__REQUEST__
Extract precisely the lines that run from the line containing "Parse this screenshot: output" to the end of the records below, with both ends included and pictures omitted.

__RECORD EXCERPTS__

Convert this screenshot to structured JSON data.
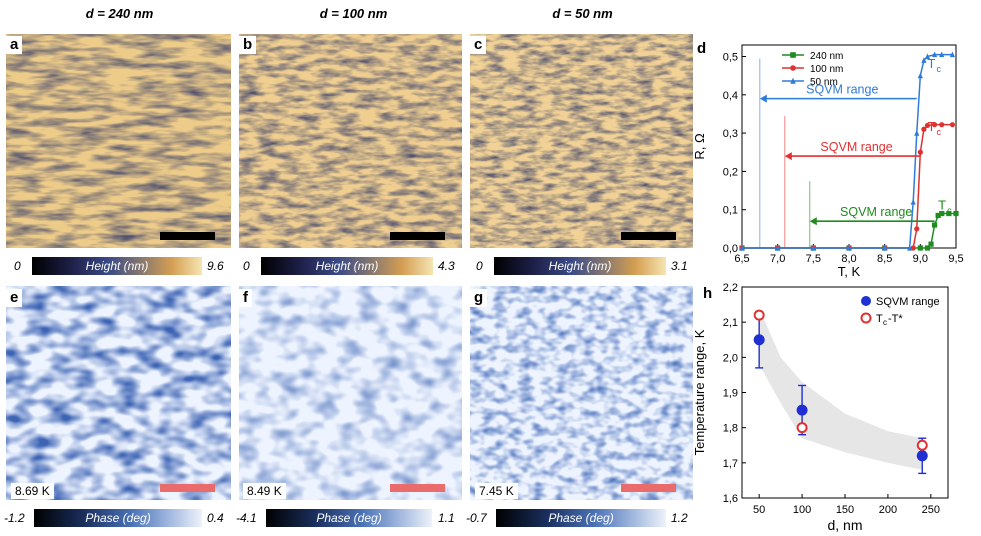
{
  "columns": [
    {
      "title": "d = 240 nm"
    },
    {
      "title": "d = 100 nm"
    },
    {
      "title": "d = 50 nm"
    }
  ],
  "panels": {
    "a": "a",
    "b": "b",
    "c": "c",
    "d": "d",
    "e": "e",
    "f": "f",
    "g": "g",
    "h": "h"
  },
  "height_bars": [
    {
      "min": "0",
      "label": "Height (nm)",
      "max": "9.6"
    },
    {
      "min": "0",
      "label": "Height (nm)",
      "max": "4.3"
    },
    {
      "min": "0",
      "label": "Height (nm)",
      "max": "3.1"
    }
  ],
  "phase_bars": [
    {
      "min": "-1.2",
      "label": "Phase (deg)",
      "max": "0.4"
    },
    {
      "min": "-4.1",
      "label": "Phase (deg)",
      "max": "1.1"
    },
    {
      "min": "-0.7",
      "label": "Phase (deg)",
      "max": "1.2"
    }
  ],
  "temperatures": [
    "8.69 K",
    "8.49 K",
    "7.45 K"
  ],
  "colors": {
    "scale_bar_height": "#000000",
    "scale_bar_phase": "#e96b6b",
    "s240": "#1e8c1e",
    "s100": "#e03131",
    "s50": "#2f7bd8",
    "shade": "#e6e6e6"
  },
  "chart_data": [
    {
      "type": "line",
      "panel": "d",
      "xlabel": "T, K",
      "ylabel": "R, Ω",
      "xlim": [
        6.5,
        9.5
      ],
      "ylim": [
        0,
        0.53
      ],
      "xticks": [
        "6,5",
        "7,0",
        "7,5",
        "8,0",
        "8,5",
        "9,0",
        "9,5"
      ],
      "yticks": [
        "0,0",
        "0,1",
        "0,2",
        "0,3",
        "0,4",
        "0,5"
      ],
      "legend_position": "top-left",
      "series": [
        {
          "name": "240 nm",
          "marker": "square",
          "color": "#1e8c1e",
          "x": [
            6.5,
            7.0,
            7.5,
            8.0,
            8.5,
            9.0,
            9.1,
            9.15,
            9.2,
            9.25,
            9.3,
            9.4,
            9.5
          ],
          "y": [
            0.0,
            0.0,
            0.0,
            0.0,
            0.0,
            0.0,
            0.0,
            0.01,
            0.06,
            0.085,
            0.09,
            0.09,
            0.09
          ]
        },
        {
          "name": "100 nm",
          "marker": "circle",
          "color": "#e03131",
          "x": [
            6.5,
            7.0,
            7.5,
            8.0,
            8.5,
            8.9,
            8.95,
            9.0,
            9.05,
            9.1,
            9.2,
            9.3,
            9.45
          ],
          "y": [
            0.0,
            0.0,
            0.0,
            0.0,
            0.0,
            0.0,
            0.05,
            0.25,
            0.31,
            0.32,
            0.322,
            0.322,
            0.322
          ]
        },
        {
          "name": "50 nm",
          "marker": "triangle",
          "color": "#2f7bd8",
          "x": [
            6.5,
            7.0,
            7.5,
            8.0,
            8.5,
            8.85,
            8.9,
            8.95,
            9.0,
            9.05,
            9.1,
            9.2,
            9.3,
            9.45
          ],
          "y": [
            0.0,
            0.0,
            0.0,
            0.0,
            0.0,
            0.0,
            0.12,
            0.3,
            0.45,
            0.49,
            0.5,
            0.505,
            0.505,
            0.505
          ]
        }
      ],
      "annotations": [
        {
          "text": "SQVM range",
          "color": "#2f7bd8",
          "x_from": 8.95,
          "x_to": 6.75,
          "y": 0.39
        },
        {
          "text": "SQVM range",
          "color": "#e03131",
          "x_from": 9.0,
          "x_to": 7.1,
          "y": 0.24
        },
        {
          "text": "SQVM range",
          "color": "#1e8c1e",
          "x_from": 9.2,
          "x_to": 7.45,
          "y": 0.07
        }
      ],
      "tc_labels": [
        {
          "text": "T",
          "sub": "c",
          "color": "#2f7bd8",
          "x": 9.1,
          "y": 0.47
        },
        {
          "text": "T",
          "sub": "c",
          "color": "#e03131",
          "x": 9.1,
          "y": 0.305
        },
        {
          "text": "T",
          "sub": "c",
          "color": "#1e8c1e",
          "x": 9.25,
          "y": 0.1
        }
      ]
    },
    {
      "type": "scatter",
      "panel": "h",
      "xlabel": "d, nm",
      "ylabel": "Temperature range, K",
      "xlim": [
        30,
        270
      ],
      "ylim": [
        1.6,
        2.2
      ],
      "xticks": [
        "50",
        "100",
        "150",
        "200",
        "250"
      ],
      "yticks": [
        "1,6",
        "1,7",
        "1,8",
        "1,9",
        "2,0",
        "2,1",
        "2,2"
      ],
      "legend_position": "top-right",
      "series": [
        {
          "name": "SQVM range",
          "marker": "filled-circle",
          "color": "#1f2fd1",
          "x": [
            50,
            100,
            240
          ],
          "y": [
            2.05,
            1.85,
            1.72
          ],
          "err": [
            0.08,
            0.07,
            0.05
          ]
        },
        {
          "name": "T",
          "name_sub": "c",
          "name_suffix": "-T*",
          "marker": "open-circle",
          "color": "#e03131",
          "x": [
            50,
            100,
            240
          ],
          "y": [
            2.12,
            1.8,
            1.75
          ]
        }
      ]
    }
  ]
}
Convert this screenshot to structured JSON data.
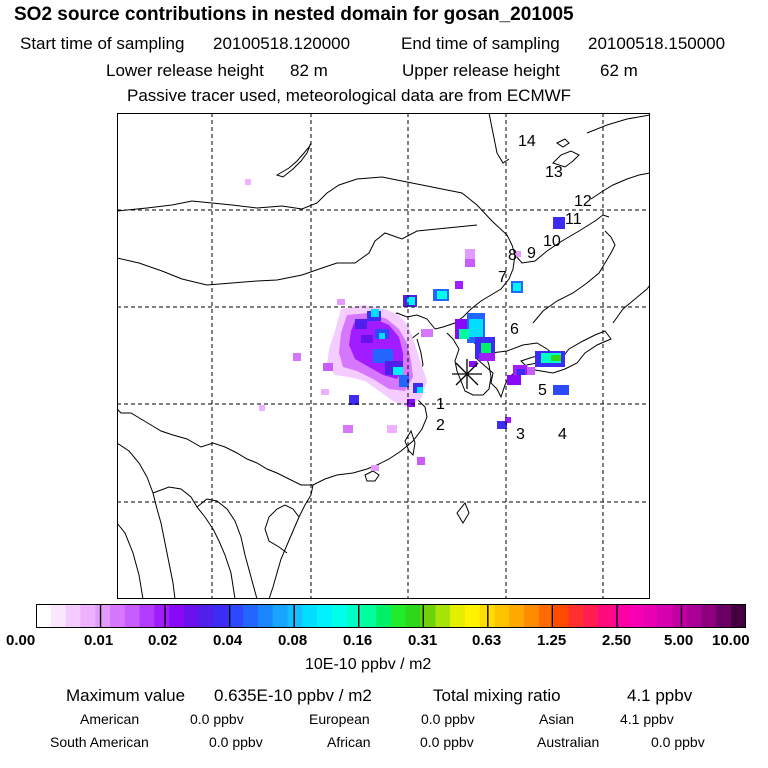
{
  "title": "SO2 source contributions in nested domain for gosan_201005",
  "sampling": {
    "start_label": "Start time of sampling",
    "start_value": "20100518.120000",
    "end_label": "End time of sampling",
    "end_value": "20100518.150000"
  },
  "release": {
    "lower_label": "Lower release height",
    "lower_value": "82 m",
    "upper_label": "Upper release height",
    "upper_value": "62 m"
  },
  "tracer_note": "Passive tracer used, meteorological data are from ECMWF",
  "map": {
    "receptor_marker": "asterisk",
    "region_labels": [
      "1",
      "2",
      "3",
      "4",
      "5",
      "6",
      "7",
      "8",
      "9",
      "10",
      "11",
      "12",
      "13",
      "14"
    ]
  },
  "colorbar": {
    "ticks": [
      "0.00",
      "0.01",
      "0.02",
      "0.04",
      "0.08",
      "0.16",
      "0.31",
      "0.63",
      "1.25",
      "2.50",
      "5.00",
      "10.00"
    ],
    "unit": "10E-10 ppbv / m2",
    "colors": [
      "#ffffff",
      "#fbe8ff",
      "#f4ccff",
      "#eeb1ff",
      "#e49bff",
      "#d777ff",
      "#c75cff",
      "#b23cff",
      "#a11dff",
      "#8a08f8",
      "#6a12ee",
      "#5020ea",
      "#3d2cf6",
      "#2d49ff",
      "#2266ff",
      "#1a86ff",
      "#19a4ff",
      "#13bfff",
      "#00ddff",
      "#00f2ff",
      "#00ffe9",
      "#00ffc6",
      "#00ff9c",
      "#00f06a",
      "#22ea2c",
      "#2fd71a",
      "#6ed20a",
      "#a6e40a",
      "#e4ef00",
      "#fff200",
      "#ffdc00",
      "#ffc400",
      "#ffa800",
      "#ff8c00",
      "#ff6a00",
      "#ff4a00",
      "#ff3030",
      "#ff1d52",
      "#ff0b7e",
      "#ff00a2",
      "#f800b2",
      "#ea00b2",
      "#d600ae",
      "#c200a6",
      "#aa0097",
      "#8c007e",
      "#6a0063",
      "#44003e"
    ]
  },
  "summary": {
    "max_label": "Maximum value",
    "max_value": "0.635E-10 ppbv / m2",
    "total_label": "Total mixing ratio",
    "total_value": "4.1 ppbv",
    "american_label": "American",
    "american_value": "0.0 ppbv",
    "european_label": "European",
    "european_value": "0.0 ppbv",
    "asian_label": "Asian",
    "asian_value": "4.1 ppbv",
    "south_american_label": "South American",
    "south_american_value": "0.0 ppbv",
    "african_label": "African",
    "african_value": "0.0 ppbv",
    "australian_label": "Australian",
    "australian_value": "0.0 ppbv"
  }
}
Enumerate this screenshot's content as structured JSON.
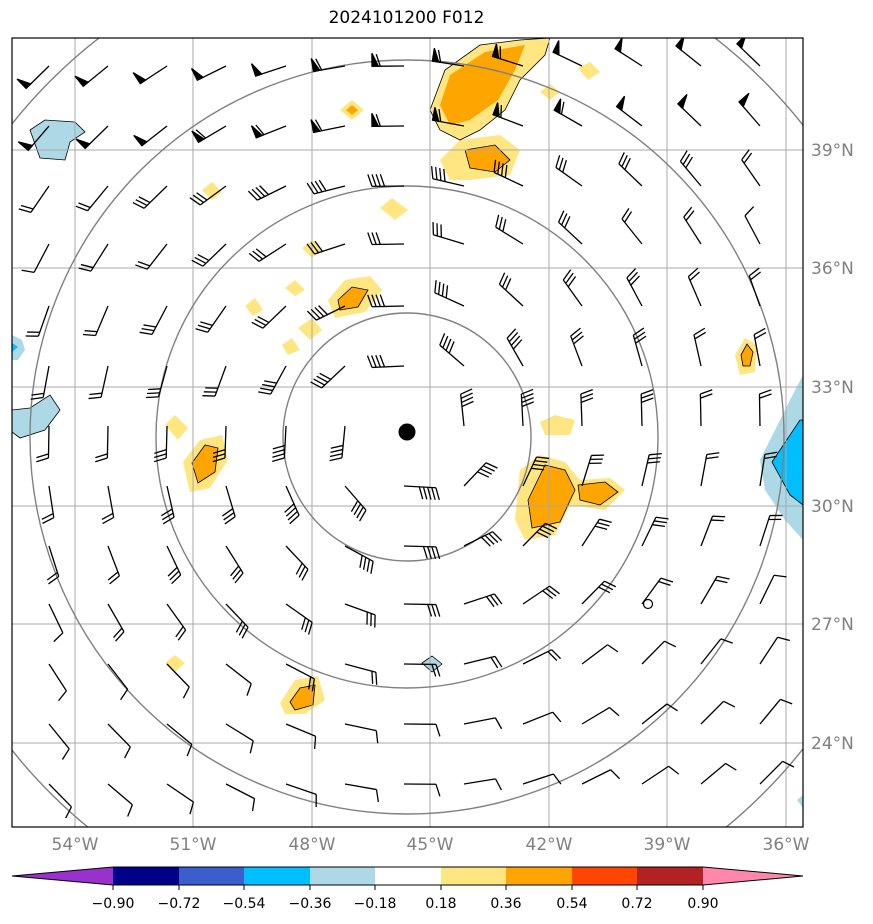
{
  "title": "2024101200 F012",
  "lat_labels": [
    "39°N",
    "36°N",
    "33°N",
    "30°N",
    "27°N",
    "24°N"
  ],
  "lon_labels": [
    "54°W",
    "51°W",
    "48°W",
    "45°W",
    "42°W",
    "39°W",
    "36°W"
  ],
  "colorbar": {
    "ticks": [
      "−0.90",
      "−0.72",
      "−0.54",
      "−0.36",
      "−0.18",
      "0.18",
      "0.36",
      "0.54",
      "0.72",
      "0.90"
    ],
    "colors": [
      "#9932cc",
      "#00008b",
      "#3a5fcd",
      "#00bfff",
      "#add8e6",
      "#ffffff",
      "#ffe680",
      "#ffa500",
      "#ff4500",
      "#b22222",
      "#ff88aa"
    ]
  },
  "colors": {
    "grid": "#a9a9a9",
    "range_rings": "#808080",
    "wind_barbs": "#000000",
    "positive_low": "#ffe680",
    "positive_mid": "#ffa500",
    "negative_low": "#add8e6",
    "negative_mid": "#00bfff"
  }
}
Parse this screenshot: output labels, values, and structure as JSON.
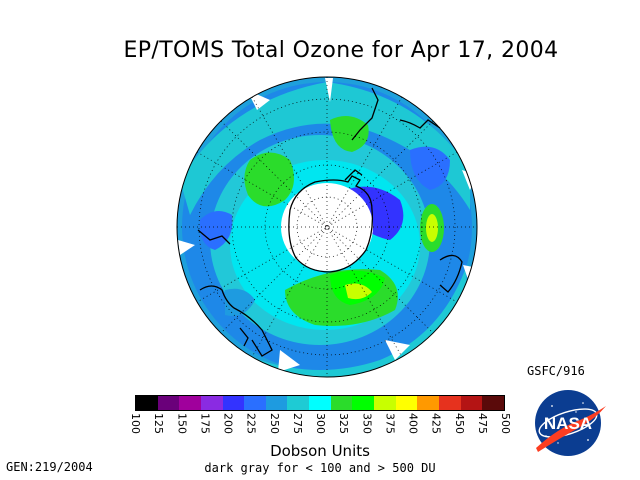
{
  "title": "EP/TOMS Total Ozone for Apr 17, 2004",
  "product_code": "GSFC/916",
  "generation_stamp": "GEN:219/2004",
  "colorbar": {
    "ticks": [
      "100",
      "125",
      "150",
      "175",
      "200",
      "225",
      "250",
      "275",
      "300",
      "325",
      "350",
      "375",
      "400",
      "425",
      "450",
      "475",
      "500"
    ],
    "colors": [
      "#000000",
      "#6a007a",
      "#a0009c",
      "#8a2be2",
      "#3333ff",
      "#2a6fff",
      "#1e9be0",
      "#1ecbd4",
      "#00ffff",
      "#2bdc2b",
      "#00ff00",
      "#c8ff00",
      "#ffff00",
      "#ff9900",
      "#e6321e",
      "#b41414",
      "#5a0a0a"
    ],
    "units_label": "Dobson Units",
    "note": "dark gray for < 100 and > 500 DU"
  },
  "logo": {
    "text": "NASA",
    "icon": "nasa-meatball-logo"
  }
}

__TASK OUTPUT__
Parse this screenshot: output labels, values, and structure as JSON.
{
  "title": "EP/TOMS Total Ozone for Apr 17, 2004",
  "product_code": "GSFC/916",
  "generation_stamp": "GEN:219/2004",
  "colorbar": {
    "ticks": [
      "100",
      "125",
      "150",
      "175",
      "200",
      "225",
      "250",
      "275",
      "300",
      "325",
      "350",
      "375",
      "400",
      "425",
      "450",
      "475",
      "500"
    ],
    "colors": [
      "#000000",
      "#6a007a",
      "#a0009c",
      "#8a2be2",
      "#3333ff",
      "#2a6fff",
      "#1e9be0",
      "#1ecbd4",
      "#00ffff",
      "#2bdc2b",
      "#00ff00",
      "#c8ff00",
      "#ffff00",
      "#ff9900",
      "#e6321e",
      "#b41414",
      "#5a0a0a"
    ],
    "units_label": "Dobson Units",
    "note": "dark gray for < 100 and > 500 DU"
  },
  "logo": {
    "text": "NASA",
    "icon": "nasa-meatball-logo"
  }
}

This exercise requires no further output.